**Given exercise**: Find every line in the records below that holds the word "DECA", and copy each one.
┌──
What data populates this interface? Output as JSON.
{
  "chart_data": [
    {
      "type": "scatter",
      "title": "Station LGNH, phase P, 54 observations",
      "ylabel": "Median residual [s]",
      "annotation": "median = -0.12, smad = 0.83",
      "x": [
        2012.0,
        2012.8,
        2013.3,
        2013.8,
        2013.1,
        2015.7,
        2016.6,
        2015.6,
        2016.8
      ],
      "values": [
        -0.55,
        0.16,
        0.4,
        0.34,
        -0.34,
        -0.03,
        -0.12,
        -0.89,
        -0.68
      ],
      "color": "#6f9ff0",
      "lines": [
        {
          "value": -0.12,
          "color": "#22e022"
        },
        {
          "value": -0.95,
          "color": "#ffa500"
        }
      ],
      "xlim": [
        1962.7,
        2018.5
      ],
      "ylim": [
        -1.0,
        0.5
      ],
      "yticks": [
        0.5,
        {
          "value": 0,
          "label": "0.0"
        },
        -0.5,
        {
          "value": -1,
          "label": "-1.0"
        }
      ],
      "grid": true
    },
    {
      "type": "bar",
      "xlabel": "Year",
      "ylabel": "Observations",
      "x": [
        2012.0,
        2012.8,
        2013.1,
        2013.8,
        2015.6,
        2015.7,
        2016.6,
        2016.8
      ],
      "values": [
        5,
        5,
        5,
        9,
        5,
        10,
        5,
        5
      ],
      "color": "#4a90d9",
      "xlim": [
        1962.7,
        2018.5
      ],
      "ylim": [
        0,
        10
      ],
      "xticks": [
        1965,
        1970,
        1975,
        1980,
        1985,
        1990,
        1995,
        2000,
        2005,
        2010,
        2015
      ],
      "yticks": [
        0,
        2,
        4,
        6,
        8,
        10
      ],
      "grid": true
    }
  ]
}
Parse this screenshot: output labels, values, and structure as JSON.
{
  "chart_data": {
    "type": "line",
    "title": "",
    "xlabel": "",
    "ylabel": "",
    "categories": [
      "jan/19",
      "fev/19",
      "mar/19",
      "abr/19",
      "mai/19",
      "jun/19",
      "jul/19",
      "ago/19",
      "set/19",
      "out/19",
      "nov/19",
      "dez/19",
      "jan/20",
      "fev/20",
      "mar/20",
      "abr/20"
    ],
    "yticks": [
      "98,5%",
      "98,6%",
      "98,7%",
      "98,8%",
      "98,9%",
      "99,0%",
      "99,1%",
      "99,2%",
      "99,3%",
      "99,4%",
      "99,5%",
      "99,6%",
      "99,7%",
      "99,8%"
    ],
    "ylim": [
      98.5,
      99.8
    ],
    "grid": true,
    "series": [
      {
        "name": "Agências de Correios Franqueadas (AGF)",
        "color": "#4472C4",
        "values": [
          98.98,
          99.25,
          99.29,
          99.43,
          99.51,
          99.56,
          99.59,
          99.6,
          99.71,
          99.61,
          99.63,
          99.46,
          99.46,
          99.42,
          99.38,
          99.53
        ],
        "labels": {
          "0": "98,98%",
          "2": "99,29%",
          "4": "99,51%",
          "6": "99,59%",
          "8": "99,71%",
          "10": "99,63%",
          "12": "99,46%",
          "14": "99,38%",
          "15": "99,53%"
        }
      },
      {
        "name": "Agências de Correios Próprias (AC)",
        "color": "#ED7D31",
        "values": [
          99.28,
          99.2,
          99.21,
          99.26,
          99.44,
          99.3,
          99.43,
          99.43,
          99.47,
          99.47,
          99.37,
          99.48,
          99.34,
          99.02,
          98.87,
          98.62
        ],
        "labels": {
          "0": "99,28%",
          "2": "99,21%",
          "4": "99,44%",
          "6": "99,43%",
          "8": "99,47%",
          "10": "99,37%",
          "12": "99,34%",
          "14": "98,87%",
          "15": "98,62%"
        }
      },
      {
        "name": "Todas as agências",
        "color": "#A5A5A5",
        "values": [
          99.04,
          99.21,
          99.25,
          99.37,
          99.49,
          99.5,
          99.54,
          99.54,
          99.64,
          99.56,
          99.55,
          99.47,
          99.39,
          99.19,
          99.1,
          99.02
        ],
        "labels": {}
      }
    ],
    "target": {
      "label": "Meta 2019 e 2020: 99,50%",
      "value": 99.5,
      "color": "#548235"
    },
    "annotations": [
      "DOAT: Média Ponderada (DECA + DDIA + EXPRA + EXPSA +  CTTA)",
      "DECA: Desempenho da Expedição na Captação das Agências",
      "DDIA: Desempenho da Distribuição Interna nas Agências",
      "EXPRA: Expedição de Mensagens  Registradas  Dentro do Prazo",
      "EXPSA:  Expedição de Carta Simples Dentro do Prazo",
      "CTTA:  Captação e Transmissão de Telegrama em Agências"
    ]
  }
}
└──
┌──
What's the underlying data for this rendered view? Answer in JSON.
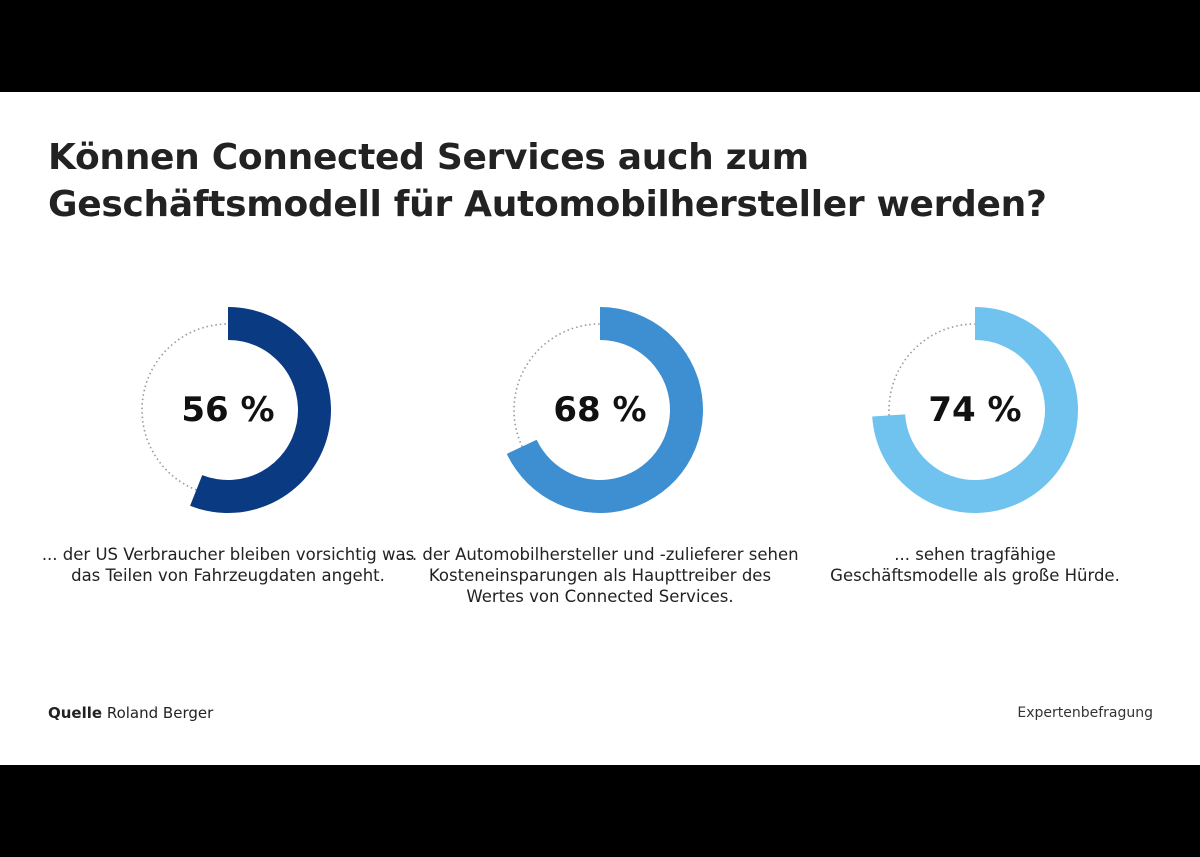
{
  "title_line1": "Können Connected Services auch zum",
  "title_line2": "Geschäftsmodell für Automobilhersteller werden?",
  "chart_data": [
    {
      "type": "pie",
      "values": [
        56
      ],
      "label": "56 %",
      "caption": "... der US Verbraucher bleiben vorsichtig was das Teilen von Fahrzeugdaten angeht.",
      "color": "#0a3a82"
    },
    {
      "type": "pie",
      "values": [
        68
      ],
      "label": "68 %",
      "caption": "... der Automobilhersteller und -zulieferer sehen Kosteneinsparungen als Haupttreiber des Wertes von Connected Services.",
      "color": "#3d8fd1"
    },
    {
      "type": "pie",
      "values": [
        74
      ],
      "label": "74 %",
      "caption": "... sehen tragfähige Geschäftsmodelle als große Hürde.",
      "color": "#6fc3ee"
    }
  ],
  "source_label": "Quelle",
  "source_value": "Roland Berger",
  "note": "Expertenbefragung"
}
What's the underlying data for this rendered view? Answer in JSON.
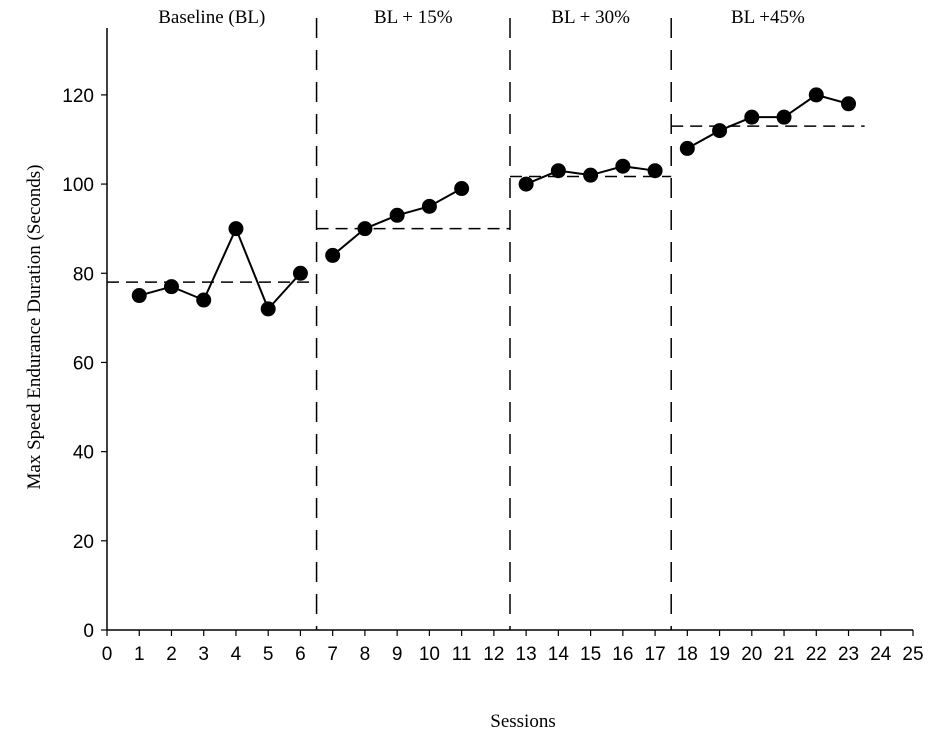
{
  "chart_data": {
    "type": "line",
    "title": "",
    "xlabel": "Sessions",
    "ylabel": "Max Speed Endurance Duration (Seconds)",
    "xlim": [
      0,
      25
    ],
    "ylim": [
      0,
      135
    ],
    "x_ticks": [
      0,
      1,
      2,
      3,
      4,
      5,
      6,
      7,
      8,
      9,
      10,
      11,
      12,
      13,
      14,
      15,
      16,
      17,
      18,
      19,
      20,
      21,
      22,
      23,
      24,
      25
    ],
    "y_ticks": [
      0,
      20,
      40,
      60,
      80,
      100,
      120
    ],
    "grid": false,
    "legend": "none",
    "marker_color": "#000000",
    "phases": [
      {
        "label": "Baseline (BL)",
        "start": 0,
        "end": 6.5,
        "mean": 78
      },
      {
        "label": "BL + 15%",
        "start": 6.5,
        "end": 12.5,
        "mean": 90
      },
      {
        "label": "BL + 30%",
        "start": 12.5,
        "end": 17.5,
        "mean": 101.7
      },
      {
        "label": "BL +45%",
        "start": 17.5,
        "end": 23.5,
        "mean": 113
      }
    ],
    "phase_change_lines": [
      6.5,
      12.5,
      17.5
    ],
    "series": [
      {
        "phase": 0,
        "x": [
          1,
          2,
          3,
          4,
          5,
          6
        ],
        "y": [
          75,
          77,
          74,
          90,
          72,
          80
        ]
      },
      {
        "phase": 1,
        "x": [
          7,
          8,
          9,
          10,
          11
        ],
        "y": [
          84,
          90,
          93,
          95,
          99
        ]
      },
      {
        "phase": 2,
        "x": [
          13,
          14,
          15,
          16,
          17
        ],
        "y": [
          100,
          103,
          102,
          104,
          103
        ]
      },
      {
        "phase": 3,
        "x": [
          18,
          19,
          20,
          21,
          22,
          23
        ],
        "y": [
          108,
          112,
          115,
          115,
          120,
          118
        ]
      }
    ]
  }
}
└──
┌──
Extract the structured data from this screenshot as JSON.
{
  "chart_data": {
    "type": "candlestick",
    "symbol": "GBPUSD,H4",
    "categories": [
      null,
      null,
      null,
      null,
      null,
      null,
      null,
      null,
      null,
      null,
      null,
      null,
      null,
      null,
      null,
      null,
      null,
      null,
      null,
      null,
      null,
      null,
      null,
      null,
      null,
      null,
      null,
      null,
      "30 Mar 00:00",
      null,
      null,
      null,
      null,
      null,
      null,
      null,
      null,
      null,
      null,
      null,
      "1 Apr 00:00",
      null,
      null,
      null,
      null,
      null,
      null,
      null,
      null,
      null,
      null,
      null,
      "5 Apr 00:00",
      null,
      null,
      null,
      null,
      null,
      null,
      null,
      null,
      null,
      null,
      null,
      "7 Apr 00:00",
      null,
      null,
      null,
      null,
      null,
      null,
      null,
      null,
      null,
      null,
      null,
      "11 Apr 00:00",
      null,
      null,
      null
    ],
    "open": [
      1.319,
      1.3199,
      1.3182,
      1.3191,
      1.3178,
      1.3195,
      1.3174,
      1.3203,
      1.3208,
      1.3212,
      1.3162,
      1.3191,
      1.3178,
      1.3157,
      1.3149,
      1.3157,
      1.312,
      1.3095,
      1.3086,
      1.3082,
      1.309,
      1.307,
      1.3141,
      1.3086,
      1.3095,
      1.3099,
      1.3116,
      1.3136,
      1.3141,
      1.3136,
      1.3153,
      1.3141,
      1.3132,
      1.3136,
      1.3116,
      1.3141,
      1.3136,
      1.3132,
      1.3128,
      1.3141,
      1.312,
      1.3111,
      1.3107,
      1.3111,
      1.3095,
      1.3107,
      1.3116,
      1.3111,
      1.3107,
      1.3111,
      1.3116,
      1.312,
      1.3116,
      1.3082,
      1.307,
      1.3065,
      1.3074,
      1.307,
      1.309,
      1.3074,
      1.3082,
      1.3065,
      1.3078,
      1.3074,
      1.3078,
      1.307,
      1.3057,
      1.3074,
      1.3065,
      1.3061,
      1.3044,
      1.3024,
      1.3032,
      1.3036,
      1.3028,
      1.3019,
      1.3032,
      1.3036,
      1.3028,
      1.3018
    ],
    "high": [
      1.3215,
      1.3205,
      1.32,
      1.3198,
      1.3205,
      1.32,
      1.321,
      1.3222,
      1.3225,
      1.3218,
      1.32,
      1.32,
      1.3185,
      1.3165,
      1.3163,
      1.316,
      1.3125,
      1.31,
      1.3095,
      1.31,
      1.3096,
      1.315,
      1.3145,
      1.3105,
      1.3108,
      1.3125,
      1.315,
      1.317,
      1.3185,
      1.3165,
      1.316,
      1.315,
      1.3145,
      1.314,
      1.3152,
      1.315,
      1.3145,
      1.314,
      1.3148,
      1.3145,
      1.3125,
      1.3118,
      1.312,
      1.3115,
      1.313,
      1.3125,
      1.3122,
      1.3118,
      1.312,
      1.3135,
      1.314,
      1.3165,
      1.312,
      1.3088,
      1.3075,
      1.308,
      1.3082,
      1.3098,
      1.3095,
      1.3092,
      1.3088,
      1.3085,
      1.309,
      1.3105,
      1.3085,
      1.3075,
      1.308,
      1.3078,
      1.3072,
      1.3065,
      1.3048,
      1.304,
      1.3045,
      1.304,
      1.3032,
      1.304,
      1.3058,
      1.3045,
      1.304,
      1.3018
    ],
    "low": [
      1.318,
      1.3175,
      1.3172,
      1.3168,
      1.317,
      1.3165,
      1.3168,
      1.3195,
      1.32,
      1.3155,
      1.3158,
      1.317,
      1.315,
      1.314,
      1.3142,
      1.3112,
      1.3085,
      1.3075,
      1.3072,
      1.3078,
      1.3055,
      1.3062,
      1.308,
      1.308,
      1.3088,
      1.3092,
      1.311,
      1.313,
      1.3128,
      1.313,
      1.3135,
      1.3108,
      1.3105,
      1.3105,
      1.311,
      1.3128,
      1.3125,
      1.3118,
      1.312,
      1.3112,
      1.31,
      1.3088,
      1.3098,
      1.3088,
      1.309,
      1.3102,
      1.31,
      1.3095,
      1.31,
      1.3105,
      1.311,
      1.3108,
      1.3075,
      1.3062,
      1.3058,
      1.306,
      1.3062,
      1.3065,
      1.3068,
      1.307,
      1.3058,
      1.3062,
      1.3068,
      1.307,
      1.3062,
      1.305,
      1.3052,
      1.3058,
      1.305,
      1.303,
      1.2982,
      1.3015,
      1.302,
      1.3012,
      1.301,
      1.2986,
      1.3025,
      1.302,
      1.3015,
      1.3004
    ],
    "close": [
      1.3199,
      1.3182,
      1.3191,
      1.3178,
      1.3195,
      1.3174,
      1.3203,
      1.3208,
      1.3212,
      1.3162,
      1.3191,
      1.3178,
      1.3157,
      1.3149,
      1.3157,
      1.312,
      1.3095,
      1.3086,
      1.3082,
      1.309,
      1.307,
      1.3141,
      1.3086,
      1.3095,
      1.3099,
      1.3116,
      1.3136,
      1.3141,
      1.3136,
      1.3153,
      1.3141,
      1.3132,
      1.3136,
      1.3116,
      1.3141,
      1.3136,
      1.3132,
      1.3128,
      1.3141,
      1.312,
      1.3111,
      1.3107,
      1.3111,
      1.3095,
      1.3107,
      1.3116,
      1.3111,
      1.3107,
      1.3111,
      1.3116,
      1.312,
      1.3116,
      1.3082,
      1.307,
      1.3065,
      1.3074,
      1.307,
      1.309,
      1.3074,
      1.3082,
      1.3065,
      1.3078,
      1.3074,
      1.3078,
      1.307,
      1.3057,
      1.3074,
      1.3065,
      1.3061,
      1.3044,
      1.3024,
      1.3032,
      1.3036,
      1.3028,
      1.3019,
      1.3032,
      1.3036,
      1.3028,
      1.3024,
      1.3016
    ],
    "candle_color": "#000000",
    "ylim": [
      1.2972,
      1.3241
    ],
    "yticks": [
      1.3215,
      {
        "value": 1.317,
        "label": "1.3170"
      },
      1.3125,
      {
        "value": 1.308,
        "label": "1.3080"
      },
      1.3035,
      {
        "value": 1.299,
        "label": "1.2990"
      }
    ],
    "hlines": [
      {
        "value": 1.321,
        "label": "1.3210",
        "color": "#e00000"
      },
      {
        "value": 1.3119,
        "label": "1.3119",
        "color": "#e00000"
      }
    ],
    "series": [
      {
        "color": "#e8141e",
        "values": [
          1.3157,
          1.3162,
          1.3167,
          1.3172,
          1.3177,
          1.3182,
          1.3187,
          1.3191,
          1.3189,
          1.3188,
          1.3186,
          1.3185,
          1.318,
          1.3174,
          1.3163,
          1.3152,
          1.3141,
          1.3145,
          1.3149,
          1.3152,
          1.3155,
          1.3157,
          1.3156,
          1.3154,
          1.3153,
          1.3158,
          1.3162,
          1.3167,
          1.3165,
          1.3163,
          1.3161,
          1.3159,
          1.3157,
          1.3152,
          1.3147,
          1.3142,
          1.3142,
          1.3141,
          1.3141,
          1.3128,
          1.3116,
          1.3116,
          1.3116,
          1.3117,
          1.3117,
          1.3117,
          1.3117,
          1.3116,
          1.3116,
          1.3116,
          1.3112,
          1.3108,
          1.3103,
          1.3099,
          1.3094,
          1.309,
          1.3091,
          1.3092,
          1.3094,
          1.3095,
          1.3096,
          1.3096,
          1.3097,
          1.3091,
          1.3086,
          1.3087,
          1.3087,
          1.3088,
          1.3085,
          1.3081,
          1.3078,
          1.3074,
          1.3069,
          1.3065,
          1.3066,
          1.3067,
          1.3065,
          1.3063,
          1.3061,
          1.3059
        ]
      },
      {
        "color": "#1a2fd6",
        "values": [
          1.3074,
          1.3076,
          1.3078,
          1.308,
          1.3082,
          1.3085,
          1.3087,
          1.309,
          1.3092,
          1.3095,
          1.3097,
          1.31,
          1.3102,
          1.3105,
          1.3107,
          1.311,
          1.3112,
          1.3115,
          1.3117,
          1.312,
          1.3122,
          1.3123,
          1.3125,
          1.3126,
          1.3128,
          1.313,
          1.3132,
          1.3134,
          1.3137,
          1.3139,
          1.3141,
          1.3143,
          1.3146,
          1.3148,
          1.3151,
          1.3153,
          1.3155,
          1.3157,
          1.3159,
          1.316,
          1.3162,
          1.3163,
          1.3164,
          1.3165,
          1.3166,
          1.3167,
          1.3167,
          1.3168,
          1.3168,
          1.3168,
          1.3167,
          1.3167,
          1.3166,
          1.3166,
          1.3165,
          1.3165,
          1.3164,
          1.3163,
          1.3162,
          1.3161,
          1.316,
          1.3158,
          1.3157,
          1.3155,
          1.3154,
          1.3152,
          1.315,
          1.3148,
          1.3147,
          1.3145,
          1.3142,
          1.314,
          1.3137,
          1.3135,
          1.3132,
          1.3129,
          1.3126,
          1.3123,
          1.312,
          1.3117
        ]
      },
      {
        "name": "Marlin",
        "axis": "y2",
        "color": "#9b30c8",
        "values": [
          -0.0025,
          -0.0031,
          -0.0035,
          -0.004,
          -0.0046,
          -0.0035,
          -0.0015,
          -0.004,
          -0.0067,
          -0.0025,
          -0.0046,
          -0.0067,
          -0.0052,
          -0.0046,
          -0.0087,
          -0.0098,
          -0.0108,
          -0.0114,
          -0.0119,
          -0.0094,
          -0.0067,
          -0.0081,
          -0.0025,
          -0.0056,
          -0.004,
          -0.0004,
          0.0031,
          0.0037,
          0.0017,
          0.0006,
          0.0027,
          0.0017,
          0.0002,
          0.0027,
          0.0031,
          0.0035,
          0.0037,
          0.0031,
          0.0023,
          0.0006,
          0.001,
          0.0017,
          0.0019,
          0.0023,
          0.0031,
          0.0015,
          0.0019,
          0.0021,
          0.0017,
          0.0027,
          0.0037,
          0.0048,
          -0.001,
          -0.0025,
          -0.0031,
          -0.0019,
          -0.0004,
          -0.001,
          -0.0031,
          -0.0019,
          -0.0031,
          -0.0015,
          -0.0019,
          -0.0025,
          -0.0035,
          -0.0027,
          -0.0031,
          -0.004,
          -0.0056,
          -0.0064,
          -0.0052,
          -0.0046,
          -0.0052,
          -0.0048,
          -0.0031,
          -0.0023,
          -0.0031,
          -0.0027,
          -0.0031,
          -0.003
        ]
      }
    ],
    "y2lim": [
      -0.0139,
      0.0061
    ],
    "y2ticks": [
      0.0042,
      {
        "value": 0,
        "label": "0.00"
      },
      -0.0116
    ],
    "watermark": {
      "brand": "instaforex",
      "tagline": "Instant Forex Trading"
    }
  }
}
└──
**Solution for this exercise**:
      "DOAT: Média Ponderada (DECA + DDIA + EXPRA + EXPSA +  CTTA)",
      "DECA: Desempenho da Expedição na Captação das Agências",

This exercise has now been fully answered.